- PROVIDED DATA:
***

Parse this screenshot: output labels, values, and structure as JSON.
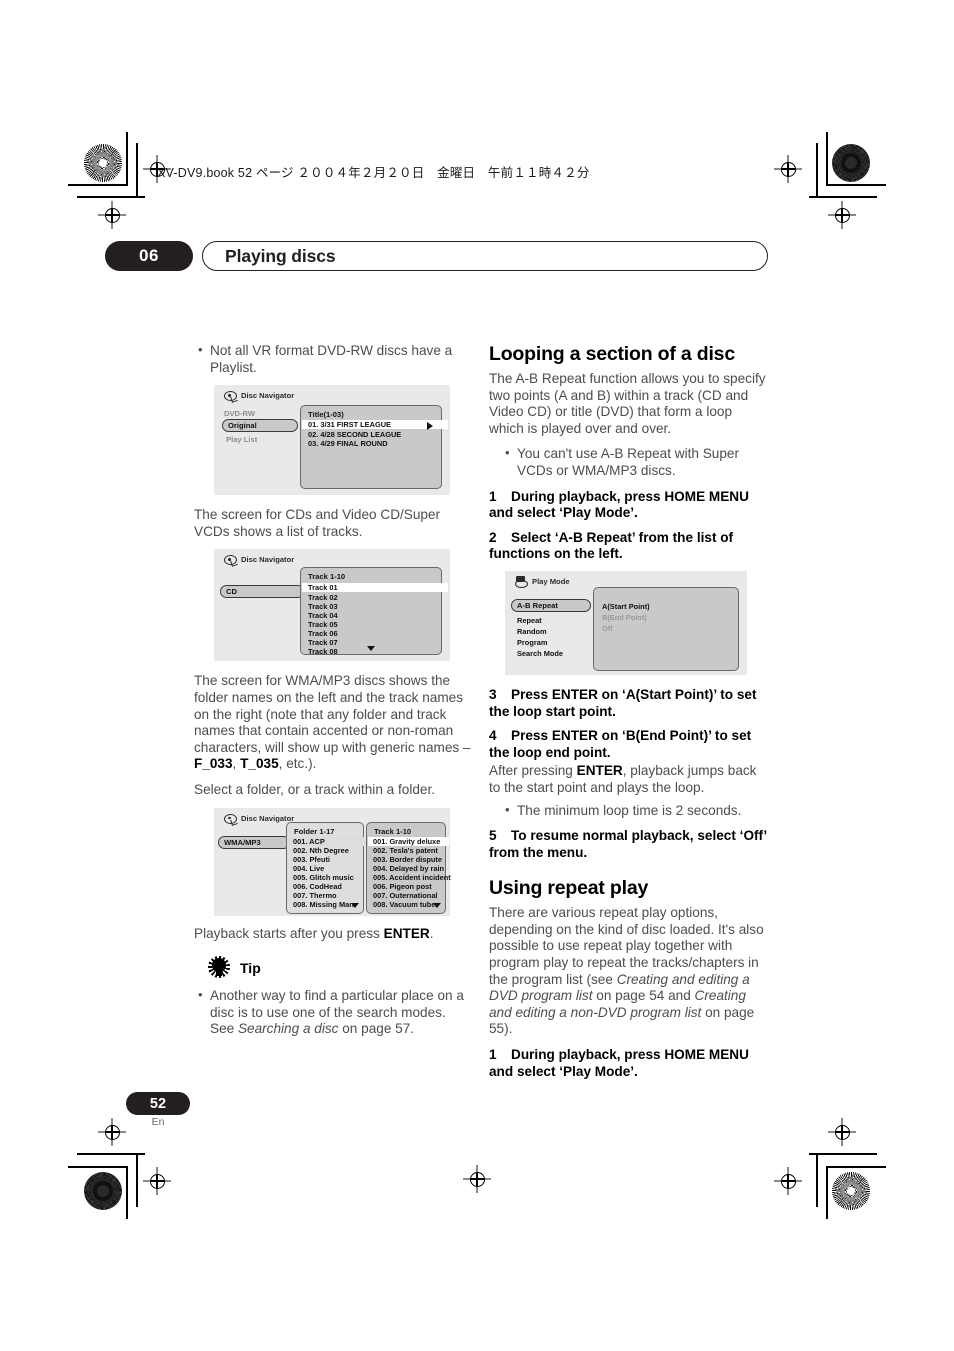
{
  "header": {
    "book_line": "XV-DV9.book  52 ページ  ２００４年２月２０日　金曜日　午前１１時４２分"
  },
  "chapter": {
    "number": "06",
    "title": "Playing discs"
  },
  "left_column": {
    "bullet_playlist": "Not all VR format DVD-RW discs have a Playlist.",
    "osd_dvdrw": {
      "window_title": "Disc Navigator",
      "icon": "disc-navigator-icon",
      "disc_label": "DVD-RW",
      "tab_selected": "Original",
      "menu_item": "Play List",
      "panel_header": "Title(1-03)",
      "rows": [
        "01. 3/31 FIRST LEAGUE",
        "02. 4/28 SECOND LEAGUE",
        "03. 4/29 FINAL ROUND"
      ]
    },
    "para_cd": "The screen for CDs and Video CD/Super VCDs shows a list of tracks.",
    "osd_cd": {
      "window_title": "Disc Navigator",
      "icon": "disc-navigator-icon",
      "tab_selected": "CD",
      "panel_header": "Track 1-10",
      "rows": [
        "Track 01",
        "Track 02",
        "Track 03",
        "Track 04",
        "Track 05",
        "Track 06",
        "Track 07",
        "Track 08"
      ],
      "scroll_indicator": "down-arrow-icon"
    },
    "para_wma_1": "The screen for WMA/MP3 discs shows the folder names on the left and the track names on the right (note that any folder and track names that contain accented or non-roman characters, will show up with generic names – ",
    "para_wma_bold1": "F_033",
    "para_wma_mid": ", ",
    "para_wma_bold2": "T_035",
    "para_wma_end": ", etc.).",
    "para_select_folder": "Select a folder, or a track within a folder.",
    "osd_wma": {
      "window_title": "Disc Navigator",
      "icon": "disc-navigator-icon",
      "tab_selected": "WMA/MP3",
      "folder_header": "Folder 1-17",
      "track_header": "Track 1-10",
      "folders": [
        "001. ACP",
        "002. Nth Degree",
        "003. Pfeuti",
        "004. Live",
        "005. Glitch music",
        "006. CodHead",
        "007. Thermo",
        "008. Missing Man"
      ],
      "tracks": [
        "001. Gravity deluxe",
        "002. Tesla's patent",
        "003. Border dispute",
        "004. Delayed by rain",
        "005. Accident incident",
        "006. Pigeon post",
        "007. Outernational",
        "008. Vacuum tube"
      ],
      "scroll_indicator": "down-arrow-icon"
    },
    "para_playback_pre": "Playback starts after you press ",
    "para_playback_bold": "ENTER",
    "para_playback_post": ".",
    "tip": {
      "icon": "tip-lightbulb-icon",
      "label": "Tip",
      "bullet_pre": "Another way to find a particular place on a disc is to use one of the search modes. See ",
      "bullet_italic": "Searching a disc",
      "bullet_post": " on page 57."
    }
  },
  "right_column": {
    "heading_looping": "Looping a section of a disc",
    "para_looping": "The A-B Repeat function allows you to specify two points (A and B) within a track (CD and Video CD) or title (DVD) that form a loop which is played over and over.",
    "bullet_superv cd": "",
    "bullet_supervcd": "You can't use A-B Repeat with Super VCDs or WMA/MP3 discs.",
    "step1_n": "1",
    "step1": "During playback, press HOME MENU and select ‘Play Mode’.",
    "step2_n": "2",
    "step2": "Select ‘A-B Repeat’ from the list of functions on the left.",
    "osd_playmode": {
      "window_title": "Play Mode",
      "icon": "play-mode-icon",
      "menu_items": [
        "A-B Repeat",
        "Repeat",
        "Random",
        "Program",
        "Search Mode"
      ],
      "selected_menu_item": "A-B Repeat",
      "options": [
        "A(Start Point)",
        "B(End Point)",
        "Off"
      ],
      "options_enabled": [
        "A(Start Point)"
      ]
    },
    "step3_n": "3",
    "step3": "Press ENTER on ‘A(Start Point)’ to set the loop start point.",
    "step4_n": "4",
    "step4": "Press ENTER on ‘B(End Point)’ to set the loop end point.",
    "para_after_pre": "After pressing ",
    "para_after_bold": "ENTER",
    "para_after_post": ", playback jumps back to the start point and plays the loop.",
    "bullet_minloop": "The minimum loop time is 2 seconds.",
    "step5_n": "5",
    "step5": "To resume normal playback, select ‘Off’ from the menu.",
    "heading_repeat": "Using repeat play",
    "para_repeat_1": "There are various repeat play options, depending on the kind of disc loaded. It's also possible to use repeat play together with program play to repeat the tracks/chapters in the program list (see ",
    "para_repeat_it1": "Creating and editing a DVD program list",
    "para_repeat_2": " on page 54 and ",
    "para_repeat_it2": "Creating and editing a non-DVD program list",
    "para_repeat_3": " on page 55).",
    "step_r1_n": "1",
    "step_r1": "During playback, press HOME MENU and select ‘Play Mode’."
  },
  "footer": {
    "page_number": "52",
    "language": "En"
  }
}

***

- GIVEN PROBLEM:
Lines from the records above that hold "editing" are the ones to list.

- FULL RESPONSE:
    "para_repeat_it1": "Creating and editing a DVD program list",
    "para_repeat_it2": "Creating and editing a non-DVD program list",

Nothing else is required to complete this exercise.